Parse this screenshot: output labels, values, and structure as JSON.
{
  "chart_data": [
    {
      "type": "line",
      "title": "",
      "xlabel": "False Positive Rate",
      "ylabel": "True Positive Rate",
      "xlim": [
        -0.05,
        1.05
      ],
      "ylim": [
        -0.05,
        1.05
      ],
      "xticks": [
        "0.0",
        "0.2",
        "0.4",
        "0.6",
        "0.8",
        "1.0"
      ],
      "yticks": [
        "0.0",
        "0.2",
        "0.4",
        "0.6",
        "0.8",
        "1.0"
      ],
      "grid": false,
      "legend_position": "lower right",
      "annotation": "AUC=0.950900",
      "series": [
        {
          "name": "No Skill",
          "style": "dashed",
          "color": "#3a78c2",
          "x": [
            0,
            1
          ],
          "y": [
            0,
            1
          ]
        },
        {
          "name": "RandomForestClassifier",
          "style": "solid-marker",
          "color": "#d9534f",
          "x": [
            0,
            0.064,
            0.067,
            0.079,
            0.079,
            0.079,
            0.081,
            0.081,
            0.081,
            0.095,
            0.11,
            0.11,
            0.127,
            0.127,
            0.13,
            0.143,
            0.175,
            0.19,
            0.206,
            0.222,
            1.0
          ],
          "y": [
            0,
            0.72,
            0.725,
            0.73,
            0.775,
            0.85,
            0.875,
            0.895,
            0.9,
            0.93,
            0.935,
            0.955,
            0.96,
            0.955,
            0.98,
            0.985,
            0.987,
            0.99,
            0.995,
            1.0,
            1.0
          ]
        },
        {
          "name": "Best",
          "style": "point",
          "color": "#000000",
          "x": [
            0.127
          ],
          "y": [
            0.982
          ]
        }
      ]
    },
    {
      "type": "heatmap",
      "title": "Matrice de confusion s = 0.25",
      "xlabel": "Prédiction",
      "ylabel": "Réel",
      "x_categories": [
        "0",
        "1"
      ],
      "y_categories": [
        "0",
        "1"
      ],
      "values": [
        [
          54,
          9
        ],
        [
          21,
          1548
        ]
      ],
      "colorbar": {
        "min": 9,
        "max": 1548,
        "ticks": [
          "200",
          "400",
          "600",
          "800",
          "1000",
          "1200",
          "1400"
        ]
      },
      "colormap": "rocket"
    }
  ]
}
+++++
Written exercise: Every line above needs to be retyped exactly.

Finished exercise:
Parse this screenshot: output labels, values, and structure as JSON.
{
  "chart_data": [
    {
      "type": "line",
      "title": "",
      "xlabel": "False Positive Rate",
      "ylabel": "True Positive Rate",
      "xlim": [
        -0.05,
        1.05
      ],
      "ylim": [
        -0.05,
        1.05
      ],
      "xticks": [
        "0.0",
        "0.2",
        "0.4",
        "0.6",
        "0.8",
        "1.0"
      ],
      "yticks": [
        "0.0",
        "0.2",
        "0.4",
        "0.6",
        "0.8",
        "1.0"
      ],
      "grid": false,
      "legend_position": "lower right",
      "annotation": "AUC=0.950900",
      "series": [
        {
          "name": "No Skill",
          "style": "dashed",
          "color": "#3a78c2",
          "x": [
            0,
            1
          ],
          "y": [
            0,
            1
          ]
        },
        {
          "name": "RandomForestClassifier",
          "style": "solid-marker",
          "color": "#d9534f",
          "x": [
            0,
            0.064,
            0.067,
            0.079,
            0.079,
            0.079,
            0.081,
            0.081,
            0.081,
            0.095,
            0.11,
            0.11,
            0.127,
            0.127,
            0.13,
            0.143,
            0.175,
            0.19,
            0.206,
            0.222,
            1.0
          ],
          "y": [
            0,
            0.72,
            0.725,
            0.73,
            0.775,
            0.85,
            0.875,
            0.895,
            0.9,
            0.93,
            0.935,
            0.955,
            0.96,
            0.955,
            0.98,
            0.985,
            0.987,
            0.99,
            0.995,
            1.0,
            1.0
          ]
        },
        {
          "name": "Best",
          "style": "point",
          "color": "#000000",
          "x": [
            0.127
          ],
          "y": [
            0.982
          ]
        }
      ]
    },
    {
      "type": "heatmap",
      "title": "Matrice de confusion s = 0.25",
      "xlabel": "Prédiction",
      "ylabel": "Réel",
      "x_categories": [
        "0",
        "1"
      ],
      "y_categories": [
        "0",
        "1"
      ],
      "values": [
        [
          54,
          9
        ],
        [
          21,
          1548
        ]
      ],
      "colorbar": {
        "min": 9,
        "max": 1548,
        "ticks": [
          "200",
          "400",
          "600",
          "800",
          "1000",
          "1200",
          "1400"
        ]
      },
      "colormap": "rocket"
    }
  ]
}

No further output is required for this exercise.